**Work to be completed:**
Find each line with "document" and copy it.

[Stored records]
****************************************
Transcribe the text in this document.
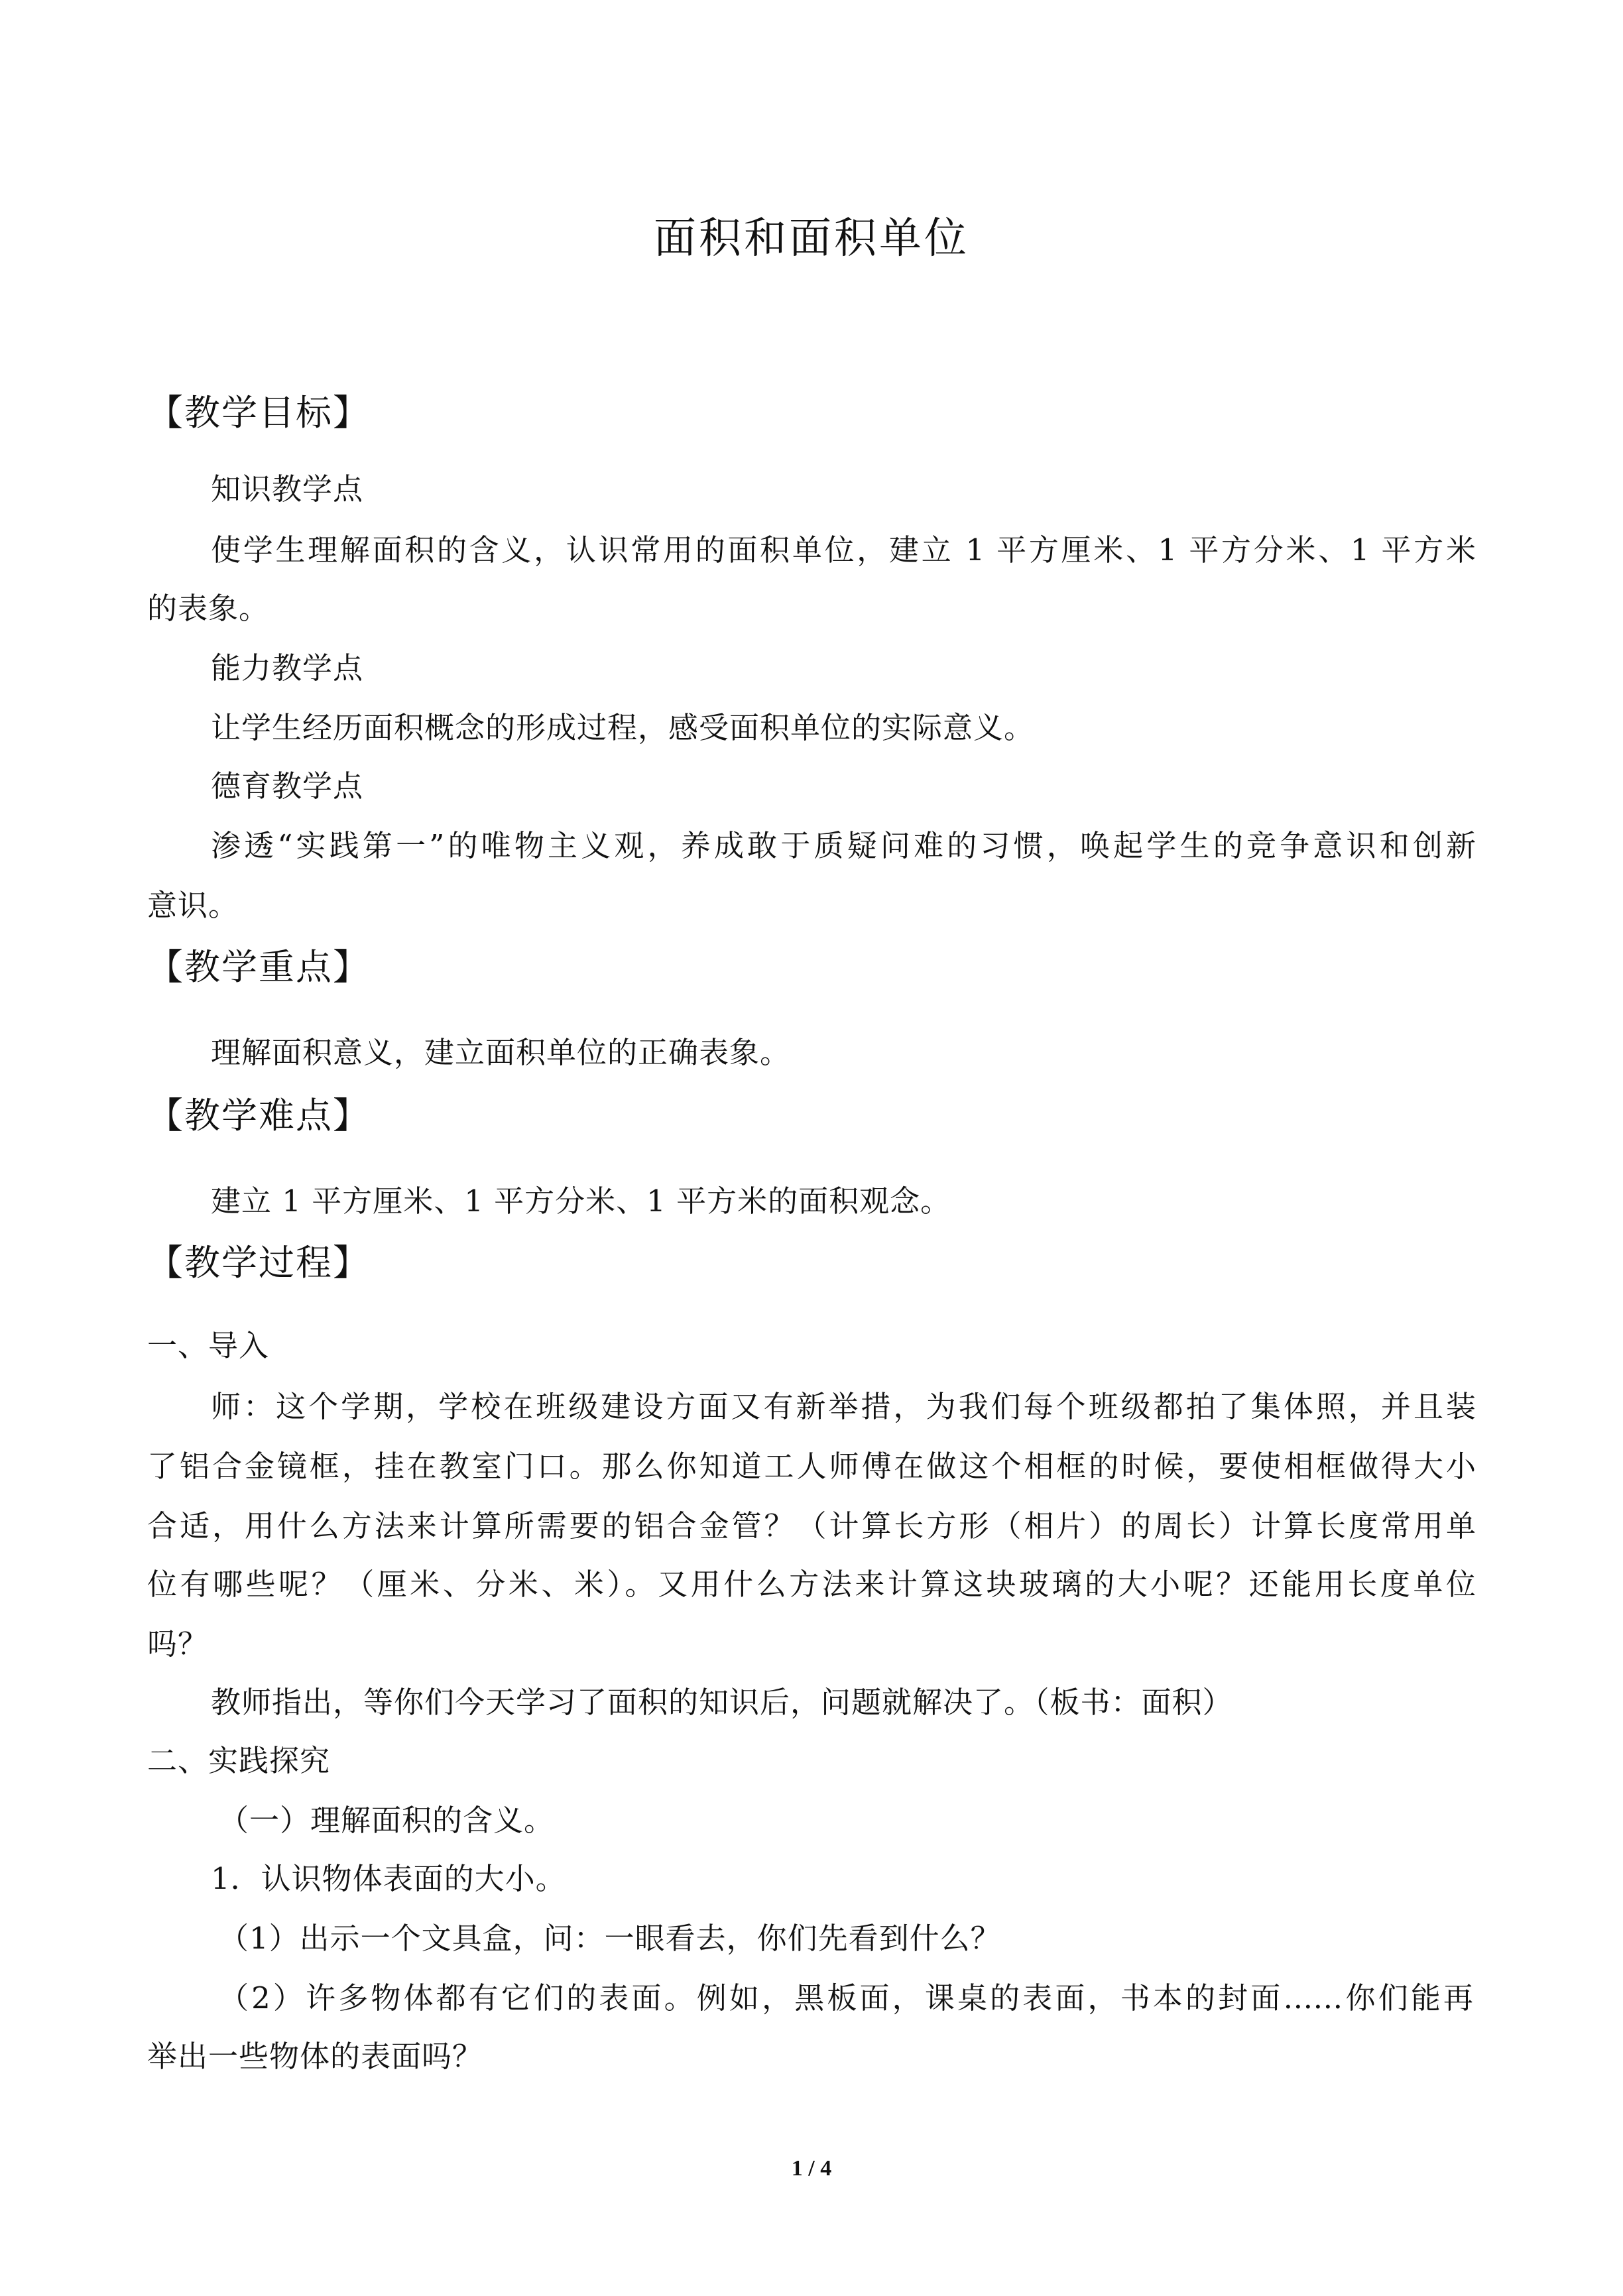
面积和面积单位
【教学目标】

知识教学点

使学生理解面积的含义，认识常用的面积单位，建立 1 平方厘米、1 平方分米、1 平方米

的表象。

能力教学点

让学生经历面积概念的形成过程，感受面积单位的实际意义。

德育教学点

渗透“实践第一”的唯物主义观，养成敢于质疑问难的习惯，唤起学生的竞争意识和创新

意识。

【教学重点】

理解面积意义，建立面积单位的正确表象。

【教学难点】

建立 1 平方厘米、1 平方分米、1 平方米的面积观念。

【教学过程】

一、导入

师：这个学期，学校在班级建设方面又有新举措，为我们每个班级都拍了集体照，并且装

了铝合金镜框，挂在教室门口。那么你知道工人师傅在做这个相框的时候，要使相框做得大小

合适，用什么方法来计算所需要的铝合金管？（计算长方形（相片）的周长）计算长度常用单

位有哪些呢？（厘米、分米、米）。又用什么方法来计算这块玻璃的大小呢？还能用长度单位

吗？

教师指出，等你们今天学习了面积的知识后，问题就解决了。（板书：面积）

二、实践探究

（一）理解面积的含义。

1．认识物体表面的大小。

（1）出示一个文具盒，问：一眼看去，你们先看到什么？

（2）许多物体都有它们的表面。例如，黑板面，课桌的表面，书本的封面……你们能再

举出一些物体的表面吗？

1 / 4
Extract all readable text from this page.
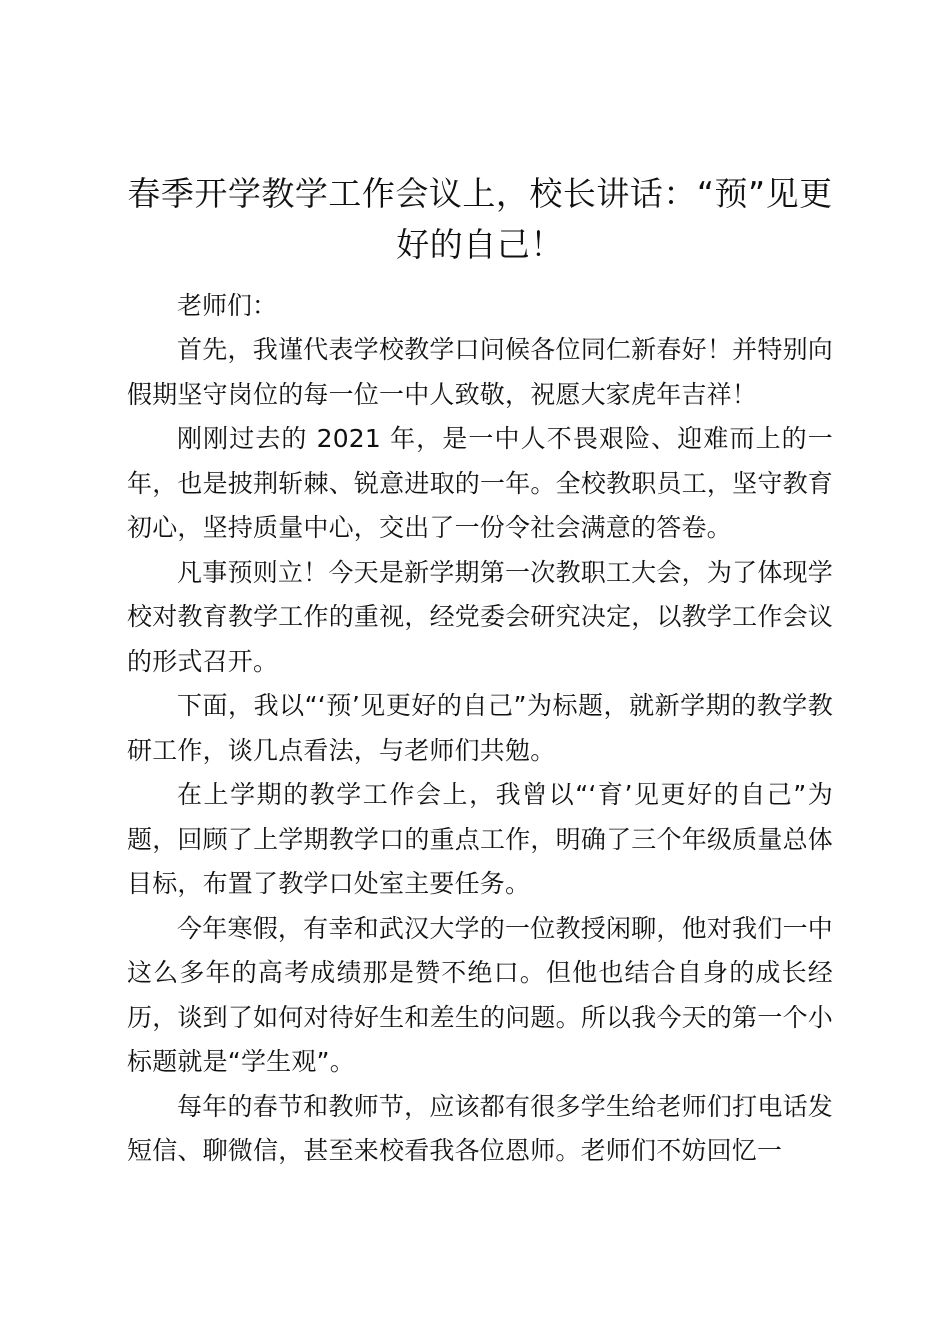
春季开学教学工作会议上，校长讲话：“预”见更好的自己！

老师们：

首先，我谨代表学校教学口问候各位同仁新春好！并特别向假期坚守岗位的每一位一中人致敬，祝愿大家虎年吉祥！

刚刚过去的 2021 年，是一中人不畏艰险、迎难而上的一年，也是披荆斩棘、锐意进取的一年。全校教职员工，坚守教育初心，坚持质量中心，交出了一份令社会满意的答卷。

凡事预则立！今天是新学期第一次教职工大会，为了体现学校对教育教学工作的重视，经党委会研究决定，以教学工作会议的形式召开。

下面，我以“‘预’见更好的自己”为标题，就新学期的教学教研工作，谈几点看法，与老师们共勉。

在上学期的教学工作会上，我曾以“‘育’见更好的自己”为题，回顾了上学期教学口的重点工作，明确了三个年级质量总体目标，布置了教学口处室主要任务。

今年寒假，有幸和武汉大学的一位教授闲聊，他对我们一中这么多年的高考成绩那是赞不绝口。但他也结合自身的成长经历，谈到了如何对待好生和差生的问题。所以我今天的第一个小标题就是“学生观”。

每年的春节和教师节，应该都有很多学生给老师们打电话发短信、聊微信，甚至来校看我各位恩师。老师们不妨回忆一
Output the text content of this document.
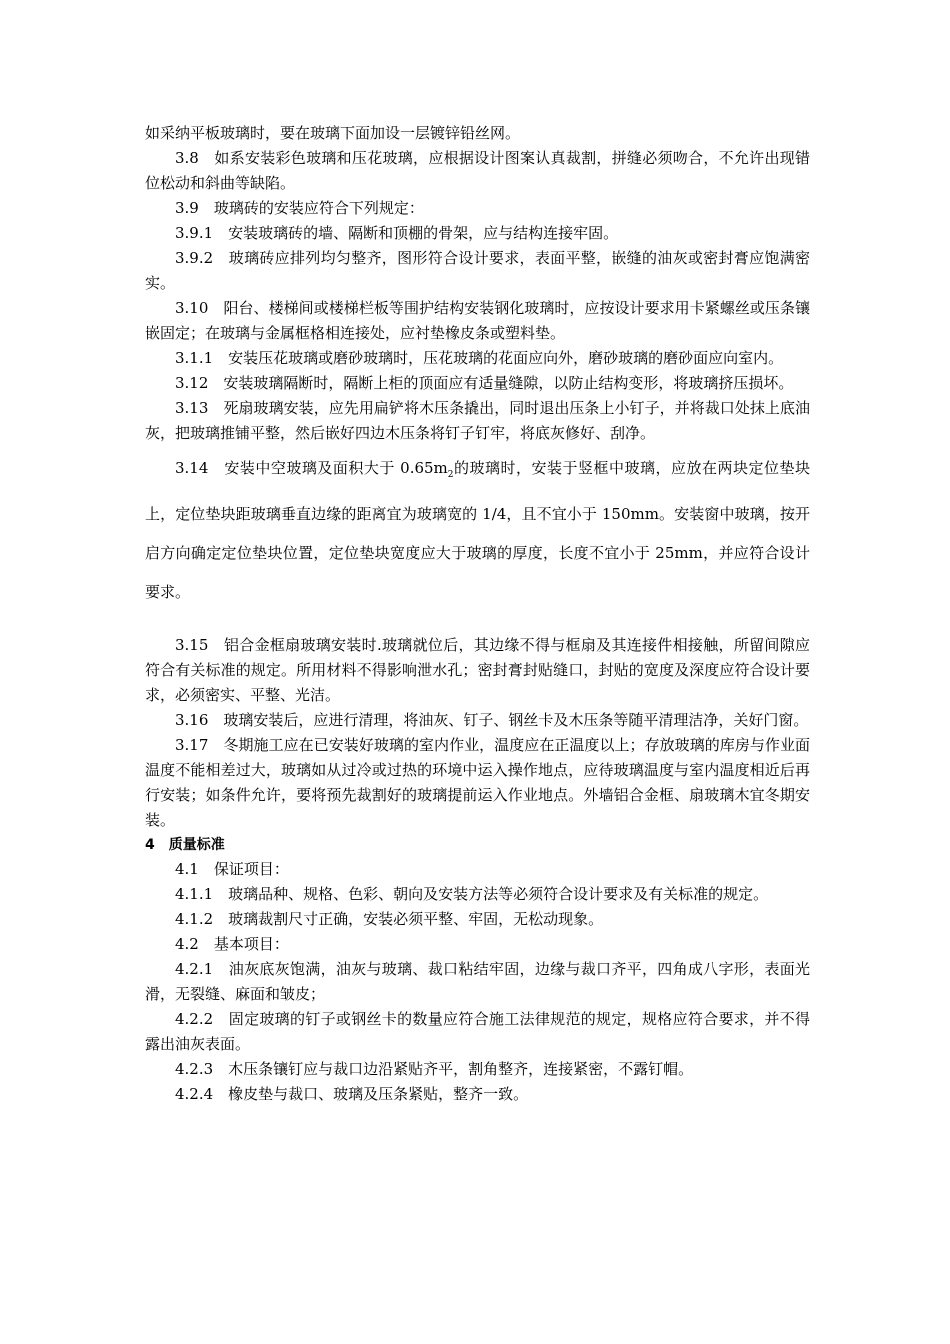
如采纳平板玻璃时，要在玻璃下面加设一层镀锌铅丝网。

3.8　如系安装彩色玻璃和压花玻璃，应根据设计图案认真裁割，拼缝必须吻合，不允许出现错位松动和斜曲等缺陷。

3.9　玻璃砖的安装应符合下列规定：

3.9.1　安装玻璃砖的墙、隔断和顶棚的骨架，应与结构连接牢固。

3.9.2　玻璃砖应排列均匀整齐，图形符合设计要求，表面平整，嵌缝的油灰或密封膏应饱满密实。

3.10　阳台、楼梯间或楼梯栏板等围护结构安装钢化玻璃时，应按设计要求用卡紧螺丝或压条镶嵌固定；在玻璃与金属框格相连接处，应衬垫橡皮条或塑料垫。

3.1.1　安装压花玻璃或磨砂玻璃时，压花玻璃的花面应向外，磨砂玻璃的磨砂面应向室内。

3.12　安装玻璃隔断时，隔断上柜的顶面应有适量缝隙，以防止结构变形，将玻璃挤压损坏。

3.13　死扇玻璃安装，应先用扁铲将木压条撬出，同时退出压条上小钉子，并将裁口处抹上底油灰，把玻璃推铺平整，然后嵌好四边木压条将钉子钉牢，将底灰修好、刮净。

3.14　安装中空玻璃及面积大于 $0.65m_2$的玻璃时，安装于竖框中玻璃，应放在两块定位垫块上，定位垫块距玻璃垂直边缘的距离宜为玻璃宽的 1/4，且不宜小于 150mm。安装窗中玻璃，按开启方向确定定位垫块位置，定位垫块宽度应大于玻璃的厚度，长度不宜小于 25mm，并应符合设计要求。

3.15　铝合金框扇玻璃安装时.玻璃就位后，其边缘不得与框扇及其连接件相接触，所留间隙应符合有关标准的规定。所用材料不得影响泄水孔；密封膏封贴缝口，封贴的宽度及深度应符合设计要求，必须密实、平整、光洁。

3.16　玻璃安装后，应进行清理，将油灰、钉子、钢丝卡及木压条等随平清理洁净，关好门窗。

3.17　冬期施工应在已安装好玻璃的室内作业，温度应在正温度以上；存放玻璃的库房与作业面温度不能相差过大，玻璃如从过冷或过热的环境中运入操作地点，应待玻璃温度与室内温度相近后再行安装；如条件允许，要将预先裁割好的玻璃提前运入作业地点。外墙铝合金框、扇玻璃木宜冬期安装。

4　质量标准

4.1　保证项目：

4.1.1　玻璃品种、规格、色彩、朝向及安装方法等必须符合设计要求及有关标准的规定。

4.1.2　玻璃裁割尺寸正确，安装必须平整、牢固，无松动现象。

4.2　基本项目：

4.2.1　油灰底灰饱满，油灰与玻璃、裁口粘结牢固，边缘与裁口齐平，四角成八字形，表面光滑，无裂缝、麻面和皱皮；

4.2.2　固定玻璃的钉子或钢丝卡的数量应符合施工法律规范的规定，规格应符合要求，并不得露出油灰表面。

4.2.3　木压条镶钉应与裁口边沿紧贴齐平，割角整齐，连接紧密，不露钉帽。

4.2.4　橡皮垫与裁口、玻璃及压条紧贴，整齐一致。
****************************************
**Final result:**
Transcribe the text in this document.
Output the text content of this document.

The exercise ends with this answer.